Instructions for the task: Swap every "chevron-down-icon" for "dropdown-arrow-icon" throughout the material below, and write the lines out again with nothing else changed.

Entries:
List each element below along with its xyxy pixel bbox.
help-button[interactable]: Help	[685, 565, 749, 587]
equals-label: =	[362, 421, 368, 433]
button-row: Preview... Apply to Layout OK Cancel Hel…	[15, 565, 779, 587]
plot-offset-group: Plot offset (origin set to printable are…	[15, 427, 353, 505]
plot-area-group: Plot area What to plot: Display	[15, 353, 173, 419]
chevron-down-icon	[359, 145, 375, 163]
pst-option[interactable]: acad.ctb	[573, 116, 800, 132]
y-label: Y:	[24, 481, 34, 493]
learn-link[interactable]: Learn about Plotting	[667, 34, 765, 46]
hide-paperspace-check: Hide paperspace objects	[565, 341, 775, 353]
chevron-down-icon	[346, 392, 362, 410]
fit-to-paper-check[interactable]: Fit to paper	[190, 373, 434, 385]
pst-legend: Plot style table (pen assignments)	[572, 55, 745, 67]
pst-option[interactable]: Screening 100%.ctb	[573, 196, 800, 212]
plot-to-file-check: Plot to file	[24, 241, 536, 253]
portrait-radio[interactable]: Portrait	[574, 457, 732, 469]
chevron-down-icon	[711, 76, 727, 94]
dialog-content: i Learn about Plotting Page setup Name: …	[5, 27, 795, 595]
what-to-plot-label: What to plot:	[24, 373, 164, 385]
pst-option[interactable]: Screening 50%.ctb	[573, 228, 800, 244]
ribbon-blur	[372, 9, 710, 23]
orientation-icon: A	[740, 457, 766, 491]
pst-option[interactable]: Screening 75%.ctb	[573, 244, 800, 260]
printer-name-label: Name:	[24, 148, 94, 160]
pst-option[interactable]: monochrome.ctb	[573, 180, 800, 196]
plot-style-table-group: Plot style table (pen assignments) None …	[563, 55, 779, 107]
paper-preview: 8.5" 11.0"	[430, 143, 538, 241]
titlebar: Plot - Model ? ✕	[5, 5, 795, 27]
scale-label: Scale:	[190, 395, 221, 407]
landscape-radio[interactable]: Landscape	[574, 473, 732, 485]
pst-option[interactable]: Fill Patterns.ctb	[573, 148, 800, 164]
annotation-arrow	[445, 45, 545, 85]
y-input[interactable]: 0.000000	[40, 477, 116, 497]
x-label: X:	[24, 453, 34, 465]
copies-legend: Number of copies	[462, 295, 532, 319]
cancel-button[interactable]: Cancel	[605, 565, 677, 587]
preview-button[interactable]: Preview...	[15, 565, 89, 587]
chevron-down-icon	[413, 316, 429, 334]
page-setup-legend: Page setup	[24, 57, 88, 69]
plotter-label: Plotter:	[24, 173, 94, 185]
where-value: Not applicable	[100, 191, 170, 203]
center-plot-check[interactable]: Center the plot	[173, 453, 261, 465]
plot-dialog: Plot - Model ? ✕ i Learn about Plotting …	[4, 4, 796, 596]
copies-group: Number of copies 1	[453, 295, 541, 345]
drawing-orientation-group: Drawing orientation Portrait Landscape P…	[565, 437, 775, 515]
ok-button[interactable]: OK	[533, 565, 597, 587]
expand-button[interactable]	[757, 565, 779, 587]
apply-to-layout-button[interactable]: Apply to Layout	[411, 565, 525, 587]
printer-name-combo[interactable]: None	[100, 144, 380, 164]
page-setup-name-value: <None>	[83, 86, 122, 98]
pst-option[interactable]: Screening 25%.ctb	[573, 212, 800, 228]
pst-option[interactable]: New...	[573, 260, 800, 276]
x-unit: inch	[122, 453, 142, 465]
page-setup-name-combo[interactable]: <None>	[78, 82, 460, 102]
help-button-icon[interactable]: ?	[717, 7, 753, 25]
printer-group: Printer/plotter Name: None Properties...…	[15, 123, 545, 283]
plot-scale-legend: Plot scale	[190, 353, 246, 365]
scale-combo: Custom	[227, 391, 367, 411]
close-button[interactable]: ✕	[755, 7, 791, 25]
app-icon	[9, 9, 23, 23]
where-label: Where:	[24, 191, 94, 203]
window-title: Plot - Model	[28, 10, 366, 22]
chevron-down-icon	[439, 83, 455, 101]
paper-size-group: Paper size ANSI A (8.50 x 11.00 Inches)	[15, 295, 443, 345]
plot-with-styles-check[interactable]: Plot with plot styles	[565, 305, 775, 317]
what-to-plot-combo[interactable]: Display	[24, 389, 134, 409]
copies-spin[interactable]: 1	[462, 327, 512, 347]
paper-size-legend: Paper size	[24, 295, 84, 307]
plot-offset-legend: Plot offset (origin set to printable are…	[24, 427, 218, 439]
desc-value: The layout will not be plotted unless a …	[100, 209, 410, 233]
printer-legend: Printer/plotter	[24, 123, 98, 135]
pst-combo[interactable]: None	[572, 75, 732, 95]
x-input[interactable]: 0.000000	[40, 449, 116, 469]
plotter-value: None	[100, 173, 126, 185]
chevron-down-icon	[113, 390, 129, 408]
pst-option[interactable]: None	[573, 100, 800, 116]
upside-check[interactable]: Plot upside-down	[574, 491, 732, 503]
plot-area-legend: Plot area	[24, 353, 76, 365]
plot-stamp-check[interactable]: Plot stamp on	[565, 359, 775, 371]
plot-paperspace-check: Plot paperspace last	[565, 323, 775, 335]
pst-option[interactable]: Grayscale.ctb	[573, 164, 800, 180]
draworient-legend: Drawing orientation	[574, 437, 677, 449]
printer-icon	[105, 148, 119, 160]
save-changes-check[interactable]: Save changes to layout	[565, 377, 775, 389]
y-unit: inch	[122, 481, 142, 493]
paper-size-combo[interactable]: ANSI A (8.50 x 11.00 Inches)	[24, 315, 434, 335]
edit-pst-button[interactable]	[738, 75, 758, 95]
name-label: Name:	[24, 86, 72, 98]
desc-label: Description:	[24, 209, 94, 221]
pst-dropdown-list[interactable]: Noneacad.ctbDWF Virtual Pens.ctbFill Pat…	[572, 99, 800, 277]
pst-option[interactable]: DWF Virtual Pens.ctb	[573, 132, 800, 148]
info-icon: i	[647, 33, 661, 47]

Response for this exercise:
List each element below along with its xyxy pixel bbox.
help-button[interactable]: Help	[685, 565, 749, 587]
equals-label: =	[362, 421, 368, 433]
button-row: Preview... Apply to Layout OK Cancel Hel…	[15, 565, 779, 587]
plot-offset-group: Plot offset (origin set to printable are…	[15, 427, 353, 505]
plot-area-group: Plot area What to plot: Display	[15, 353, 173, 419]
dropdown-arrow-icon	[359, 145, 375, 163]
pst-option[interactable]: acad.ctb	[573, 116, 800, 132]
y-label: Y:	[24, 481, 34, 493]
learn-link[interactable]: Learn about Plotting	[667, 34, 765, 46]
hide-paperspace-check: Hide paperspace objects	[565, 341, 775, 353]
dropdown-arrow-icon	[346, 392, 362, 410]
fit-to-paper-check[interactable]: Fit to paper	[190, 373, 434, 385]
pst-legend: Plot style table (pen assignments)	[572, 55, 745, 67]
pst-option[interactable]: Screening 100%.ctb	[573, 196, 800, 212]
plot-to-file-check: Plot to file	[24, 241, 536, 253]
portrait-radio[interactable]: Portrait	[574, 457, 732, 469]
dropdown-arrow-icon	[711, 76, 727, 94]
dialog-content: i Learn about Plotting Page setup Name: …	[5, 27, 795, 595]
what-to-plot-label: What to plot:	[24, 373, 164, 385]
pst-option[interactable]: Screening 50%.ctb	[573, 228, 800, 244]
ribbon-blur	[372, 9, 710, 23]
orientation-icon: A	[740, 457, 766, 491]
pst-option[interactable]: Screening 75%.ctb	[573, 244, 800, 260]
printer-name-label: Name:	[24, 148, 94, 160]
pst-option[interactable]: monochrome.ctb	[573, 180, 800, 196]
plot-style-table-group: Plot style table (pen assignments) None …	[563, 55, 779, 107]
paper-preview: 8.5" 11.0"	[430, 143, 538, 241]
titlebar: Plot - Model ? ✕	[5, 5, 795, 27]
scale-label: Scale:	[190, 395, 221, 407]
landscape-radio[interactable]: Landscape	[574, 473, 732, 485]
pst-option[interactable]: Fill Patterns.ctb	[573, 148, 800, 164]
annotation-arrow	[445, 45, 545, 85]
y-input[interactable]: 0.000000	[40, 477, 116, 497]
x-label: X:	[24, 453, 34, 465]
copies-legend: Number of copies	[462, 295, 532, 319]
cancel-button[interactable]: Cancel	[605, 565, 677, 587]
preview-button[interactable]: Preview...	[15, 565, 89, 587]
dropdown-arrow-icon	[413, 316, 429, 334]
page-setup-legend: Page setup	[24, 57, 88, 69]
plotter-label: Plotter:	[24, 173, 94, 185]
where-value: Not applicable	[100, 191, 170, 203]
center-plot-check[interactable]: Center the plot	[173, 453, 261, 465]
plot-dialog: Plot - Model ? ✕ i Learn about Plotting …	[4, 4, 796, 596]
copies-group: Number of copies 1	[453, 295, 541, 345]
drawing-orientation-group: Drawing orientation Portrait Landscape P…	[565, 437, 775, 515]
ok-button[interactable]: OK	[533, 565, 597, 587]
expand-button[interactable]	[757, 565, 779, 587]
apply-to-layout-button[interactable]: Apply to Layout	[411, 565, 525, 587]
printer-name-combo[interactable]: None	[100, 144, 380, 164]
page-setup-name-value: <None>	[83, 86, 122, 98]
pst-option[interactable]: Screening 25%.ctb	[573, 212, 800, 228]
pst-option[interactable]: New...	[573, 260, 800, 276]
x-unit: inch	[122, 453, 142, 465]
page-setup-name-combo[interactable]: <None>	[78, 82, 460, 102]
help-button-icon[interactable]: ?	[717, 7, 753, 25]
printer-group: Printer/plotter Name: None Properties...…	[15, 123, 545, 283]
plot-scale-legend: Plot scale	[190, 353, 246, 365]
scale-combo: Custom	[227, 391, 367, 411]
close-button[interactable]: ✕	[755, 7, 791, 25]
app-icon	[9, 9, 23, 23]
where-label: Where:	[24, 191, 94, 203]
window-title: Plot - Model	[28, 10, 366, 22]
dropdown-arrow-icon	[439, 83, 455, 101]
paper-size-group: Paper size ANSI A (8.50 x 11.00 Inches)	[15, 295, 443, 345]
plot-with-styles-check[interactable]: Plot with plot styles	[565, 305, 775, 317]
what-to-plot-combo[interactable]: Display	[24, 389, 134, 409]
copies-spin[interactable]: 1	[462, 327, 512, 347]
paper-size-legend: Paper size	[24, 295, 84, 307]
plot-offset-legend: Plot offset (origin set to printable are…	[24, 427, 218, 439]
desc-value: The layout will not be plotted unless a …	[100, 209, 410, 233]
printer-legend: Printer/plotter	[24, 123, 98, 135]
pst-combo[interactable]: None	[572, 75, 732, 95]
x-input[interactable]: 0.000000	[40, 449, 116, 469]
plotter-value: None	[100, 173, 126, 185]
dropdown-arrow-icon	[113, 390, 129, 408]
pst-option[interactable]: None	[573, 100, 800, 116]
upside-check[interactable]: Plot upside-down	[574, 491, 732, 503]
plot-area-legend: Plot area	[24, 353, 76, 365]
plot-stamp-check[interactable]: Plot stamp on	[565, 359, 775, 371]
plot-paperspace-check: Plot paperspace last	[565, 323, 775, 335]
pst-option[interactable]: Grayscale.ctb	[573, 164, 800, 180]
draworient-legend: Drawing orientation	[574, 437, 677, 449]
printer-icon	[105, 148, 119, 160]
save-changes-check[interactable]: Save changes to layout	[565, 377, 775, 389]
y-unit: inch	[122, 481, 142, 493]
paper-size-combo[interactable]: ANSI A (8.50 x 11.00 Inches)	[24, 315, 434, 335]
edit-pst-button[interactable]	[738, 75, 758, 95]
name-label: Name:	[24, 86, 72, 98]
desc-label: Description:	[24, 209, 94, 221]
pst-dropdown-list[interactable]: Noneacad.ctbDWF Virtual Pens.ctbFill Pat…	[572, 99, 800, 277]
pst-option[interactable]: DWF Virtual Pens.ctb	[573, 132, 800, 148]
info-icon: i	[647, 33, 661, 47]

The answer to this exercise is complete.